■ Stated task ■
Lines that hold the word "color" should be located and copied.

■ Material provided ■
####
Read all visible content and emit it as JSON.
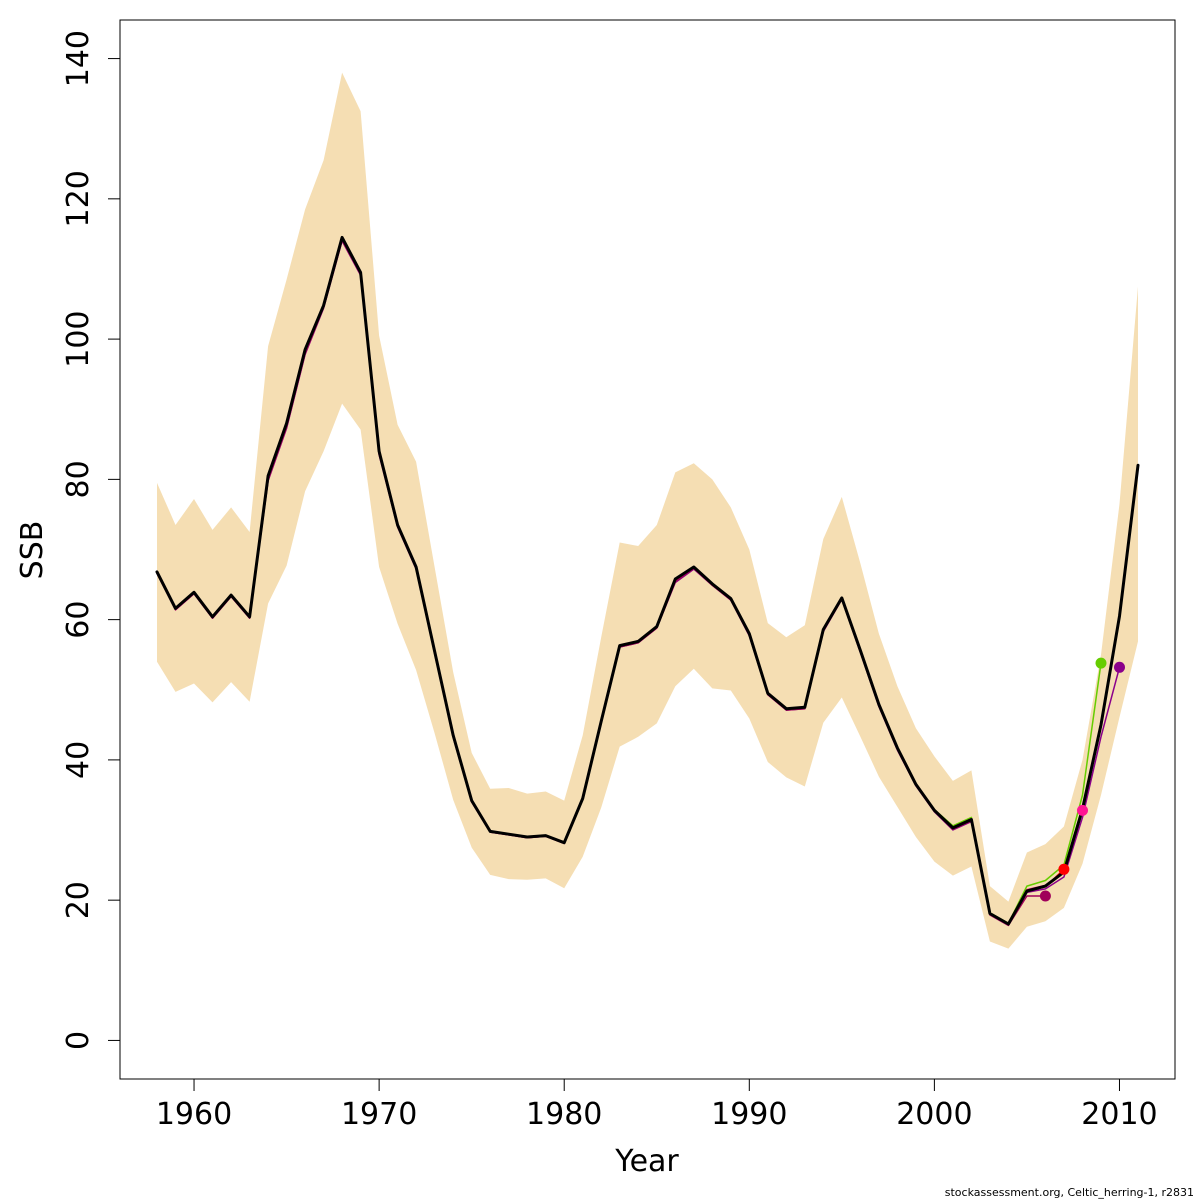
{
  "chart_data": {
    "type": "line",
    "title": "",
    "xlabel": "Year",
    "ylabel": "SSB",
    "xlim": [
      1956,
      2013
    ],
    "ylim": [
      -5.5,
      145.5
    ],
    "x_ticks": [
      1960,
      1970,
      1980,
      1990,
      2000,
      2010
    ],
    "y_ticks": [
      0,
      20,
      40,
      60,
      80,
      100,
      120,
      140
    ],
    "grid": false,
    "legend": "none",
    "band": {
      "color": "#f5deb3",
      "x": [
        1958,
        1959,
        1960,
        1961,
        1962,
        1963,
        1964,
        1965,
        1966,
        1967,
        1968,
        1969,
        1970,
        1971,
        1972,
        1973,
        1974,
        1975,
        1976,
        1977,
        1978,
        1979,
        1980,
        1981,
        1982,
        1983,
        1984,
        1985,
        1986,
        1987,
        1988,
        1989,
        1990,
        1991,
        1992,
        1993,
        1994,
        1995,
        1996,
        1997,
        1998,
        1999,
        2000,
        2001,
        2002,
        2003,
        2004,
        2005,
        2006,
        2007,
        2008,
        2009,
        2010,
        2011
      ],
      "upper": [
        79.5,
        73.5,
        77.2,
        72.8,
        76.0,
        72.5,
        99.0,
        108.5,
        118.5,
        125.5,
        138.0,
        132.5,
        100.5,
        87.8,
        82.5,
        67.5,
        52.5,
        41.0,
        35.9,
        36.0,
        35.2,
        35.5,
        34.2,
        43.5,
        57.5,
        71.0,
        70.5,
        73.5,
        81.0,
        82.3,
        80.0,
        76.0,
        70.0,
        59.5,
        57.5,
        59.2,
        71.5,
        77.5,
        68.0,
        58.0,
        50.5,
        44.5,
        40.5,
        37.0,
        38.5,
        22.0,
        19.8,
        26.8,
        28.0,
        30.5,
        40.0,
        55.0,
        76.5,
        107.5
      ],
      "lower": [
        54.0,
        49.7,
        50.9,
        48.2,
        51.1,
        48.3,
        62.3,
        67.7,
        78.3,
        84.0,
        90.8,
        87.1,
        67.5,
        59.4,
        52.8,
        43.8,
        34.3,
        27.5,
        23.6,
        23.0,
        22.9,
        23.1,
        21.7,
        26.2,
        33.2,
        41.9,
        43.3,
        45.2,
        50.5,
        53.0,
        50.2,
        49.9,
        45.9,
        39.7,
        37.5,
        36.2,
        45.3,
        48.9,
        43.3,
        37.6,
        33.3,
        29.0,
        25.5,
        23.5,
        24.8,
        14.1,
        13.1,
        16.2,
        17.0,
        18.9,
        25.2,
        35.0,
        46.1,
        56.9
      ]
    },
    "series": [
      {
        "color": "#000000",
        "width": 3,
        "x": [
          1958,
          1959,
          1960,
          1961,
          1962,
          1963,
          1964,
          1965,
          1966,
          1967,
          1968,
          1969,
          1970,
          1971,
          1972,
          1973,
          1974,
          1975,
          1976,
          1977,
          1978,
          1979,
          1980,
          1981,
          1982,
          1983,
          1984,
          1985,
          1986,
          1987,
          1988,
          1989,
          1990,
          1991,
          1992,
          1993,
          1994,
          1995,
          1996,
          1997,
          1998,
          1999,
          2000,
          2001,
          2002,
          2003,
          2004,
          2005,
          2006,
          2007,
          2008,
          2009,
          2010,
          2011
        ],
        "values": [
          66.8,
          61.6,
          63.9,
          60.4,
          63.5,
          60.4,
          80.5,
          88.0,
          98.5,
          104.8,
          114.5,
          109.5,
          84.0,
          73.5,
          67.5,
          55.5,
          43.5,
          34.2,
          29.8,
          29.4,
          29.0,
          29.2,
          28.2,
          34.5,
          45.5,
          56.3,
          56.9,
          59.0,
          65.8,
          67.5,
          65.1,
          63.0,
          58.0,
          49.5,
          47.3,
          47.5,
          58.6,
          63.1,
          55.6,
          47.9,
          41.7,
          36.5,
          32.8,
          30.3,
          31.5,
          18.1,
          16.6,
          21.3,
          22.0,
          24.0,
          33.0,
          45.0,
          60.5,
          82.0
        ]
      },
      {
        "color": "#8b008b",
        "width": 1.5,
        "x": [
          1958,
          1959,
          1960,
          1961,
          1962,
          1963,
          1964,
          1965,
          1966,
          1967,
          1968,
          1969,
          1970,
          1971,
          1972,
          1973,
          1974,
          1975,
          1976,
          1977,
          1978,
          1979,
          1980,
          1981,
          1982,
          1983,
          1984,
          1985,
          1986,
          1987,
          1988,
          1989,
          1990,
          1991,
          1992,
          1993,
          1994,
          1995,
          1996,
          1997,
          1998,
          1999,
          2000,
          2001,
          2002,
          2003,
          2004,
          2005,
          2006,
          2007,
          2008,
          2009,
          2010
        ],
        "values": [
          66.6,
          61.4,
          63.7,
          60.2,
          63.3,
          60.2,
          79.8,
          87.3,
          97.8,
          104.4,
          114.0,
          109.1,
          83.5,
          73.2,
          67.2,
          55.2,
          43.2,
          34.0,
          29.7,
          29.3,
          28.9,
          29.1,
          28.1,
          34.4,
          45.3,
          56.1,
          56.7,
          58.8,
          65.3,
          67.2,
          64.9,
          62.8,
          57.7,
          49.3,
          47.1,
          47.3,
          58.3,
          62.9,
          55.3,
          47.6,
          41.4,
          36.3,
          32.6,
          30.0,
          31.2,
          17.9,
          16.4,
          21.1,
          21.6,
          23.3,
          31.8,
          43.3,
          53.2
        ]
      },
      {
        "color": "#66cd00",
        "width": 1.5,
        "x": [
          1958,
          1959,
          1960,
          1961,
          1962,
          1963,
          1964,
          1965,
          1966,
          1967,
          1968,
          1969,
          1970,
          1971,
          1972,
          1973,
          1974,
          1975,
          1976,
          1977,
          1978,
          1979,
          1980,
          1981,
          1982,
          1983,
          1984,
          1985,
          1986,
          1987,
          1988,
          1989,
          1990,
          1991,
          1992,
          1993,
          1994,
          1995,
          1996,
          1997,
          1998,
          1999,
          2000,
          2001,
          2002,
          2003,
          2004,
          2005,
          2006,
          2007,
          2008,
          2009
        ],
        "values": [
          66.7,
          61.5,
          63.8,
          60.3,
          63.4,
          60.3,
          80.1,
          87.6,
          98.1,
          104.6,
          114.2,
          109.3,
          83.8,
          73.4,
          67.4,
          55.4,
          43.4,
          34.1,
          29.8,
          29.4,
          28.9,
          29.2,
          28.2,
          34.5,
          45.4,
          56.2,
          56.8,
          58.9,
          65.6,
          67.4,
          65.0,
          62.9,
          57.9,
          49.4,
          47.2,
          47.4,
          58.5,
          63.0,
          55.5,
          47.8,
          41.6,
          36.5,
          32.9,
          30.6,
          31.8,
          18.2,
          16.7,
          22.0,
          22.8,
          25.0,
          35.0,
          53.8
        ]
      },
      {
        "color": "#ff1493",
        "width": 1.5,
        "x": [
          1958,
          1959,
          1960,
          1961,
          1962,
          1963,
          1964,
          1965,
          1966,
          1967,
          1968,
          1969,
          1970,
          1971,
          1972,
          1973,
          1974,
          1975,
          1976,
          1977,
          1978,
          1979,
          1980,
          1981,
          1982,
          1983,
          1984,
          1985,
          1986,
          1987,
          1988,
          1989,
          1990,
          1991,
          1992,
          1993,
          1994,
          1995,
          1996,
          1997,
          1998,
          1999,
          2000,
          2001,
          2002,
          2003,
          2004,
          2005,
          2006,
          2007,
          2008
        ],
        "values": [
          66.7,
          61.5,
          63.8,
          60.3,
          63.4,
          60.3,
          80.2,
          87.7,
          98.2,
          104.7,
          114.3,
          109.3,
          83.8,
          73.4,
          67.4,
          55.4,
          43.4,
          34.1,
          29.8,
          29.4,
          28.9,
          29.2,
          28.2,
          34.5,
          45.4,
          56.2,
          56.8,
          58.9,
          65.6,
          67.4,
          65.0,
          62.9,
          57.9,
          49.4,
          47.2,
          47.4,
          58.5,
          63.0,
          55.5,
          47.8,
          41.6,
          36.5,
          32.8,
          30.3,
          31.6,
          18.1,
          16.6,
          21.5,
          22.1,
          24.0,
          32.8
        ]
      },
      {
        "color": "#ff0000",
        "width": 1.5,
        "x": [
          1958,
          1959,
          1960,
          1961,
          1962,
          1963,
          1964,
          1965,
          1966,
          1967,
          1968,
          1969,
          1970,
          1971,
          1972,
          1973,
          1974,
          1975,
          1976,
          1977,
          1978,
          1979,
          1980,
          1981,
          1982,
          1983,
          1984,
          1985,
          1986,
          1987,
          1988,
          1989,
          1990,
          1991,
          1992,
          1993,
          1994,
          1995,
          1996,
          1997,
          1998,
          1999,
          2000,
          2001,
          2002,
          2003,
          2004,
          2005,
          2006,
          2007
        ],
        "values": [
          66.7,
          61.5,
          63.8,
          60.3,
          63.4,
          60.3,
          80.2,
          87.7,
          98.2,
          104.7,
          114.3,
          109.3,
          83.8,
          73.4,
          67.4,
          55.4,
          43.4,
          34.1,
          29.8,
          29.4,
          28.9,
          29.2,
          28.2,
          34.5,
          45.4,
          56.2,
          56.8,
          58.9,
          65.6,
          67.4,
          65.0,
          62.9,
          57.9,
          49.4,
          47.2,
          47.4,
          58.5,
          63.0,
          55.5,
          47.8,
          41.6,
          36.5,
          32.8,
          30.3,
          31.5,
          18.1,
          16.5,
          21.3,
          21.9,
          24.4
        ]
      },
      {
        "color": "#a0005a",
        "width": 1.5,
        "x": [
          1958,
          1959,
          1960,
          1961,
          1962,
          1963,
          1964,
          1965,
          1966,
          1967,
          1968,
          1969,
          1970,
          1971,
          1972,
          1973,
          1974,
          1975,
          1976,
          1977,
          1978,
          1979,
          1980,
          1981,
          1982,
          1983,
          1984,
          1985,
          1986,
          1987,
          1988,
          1989,
          1990,
          1991,
          1992,
          1993,
          1994,
          1995,
          1996,
          1997,
          1998,
          1999,
          2000,
          2001,
          2002,
          2003,
          2004,
          2005,
          2006
        ],
        "values": [
          66.6,
          61.4,
          63.7,
          60.2,
          63.3,
          60.2,
          79.9,
          87.4,
          97.9,
          104.5,
          114.1,
          109.2,
          83.6,
          73.3,
          67.3,
          55.3,
          43.3,
          34.0,
          29.7,
          29.3,
          28.9,
          29.1,
          28.1,
          34.4,
          45.3,
          56.1,
          56.7,
          58.8,
          65.4,
          67.3,
          64.9,
          62.8,
          57.8,
          49.3,
          47.1,
          47.3,
          58.4,
          62.9,
          55.4,
          47.7,
          41.5,
          36.4,
          32.7,
          30.1,
          31.3,
          17.9,
          16.4,
          20.6,
          20.6
        ]
      }
    ],
    "endpoints": [
      {
        "x": 2006,
        "y": 20.6,
        "color": "#a0005a"
      },
      {
        "x": 2007,
        "y": 24.4,
        "color": "#ff0000"
      },
      {
        "x": 2008,
        "y": 32.8,
        "color": "#ff1493"
      },
      {
        "x": 2009,
        "y": 53.8,
        "color": "#66cd00"
      },
      {
        "x": 2010,
        "y": 53.2,
        "color": "#8b008b"
      }
    ]
  },
  "footer": {
    "credit": "stockassessment.org, Celtic_herring-1, r2831"
  }
}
####
■ Complete output ■
      "color": "#f5deb3",
        "color": "#000000",
        "color": "#8b008b",
        "color": "#66cd00",
        "color": "#ff1493",
        "color": "#ff0000",
        "color": "#a0005a",
        "color": "#a0005a"
        "color": "#ff0000"
        "color": "#ff1493"
        "color": "#66cd00"
        "color": "#8b008b"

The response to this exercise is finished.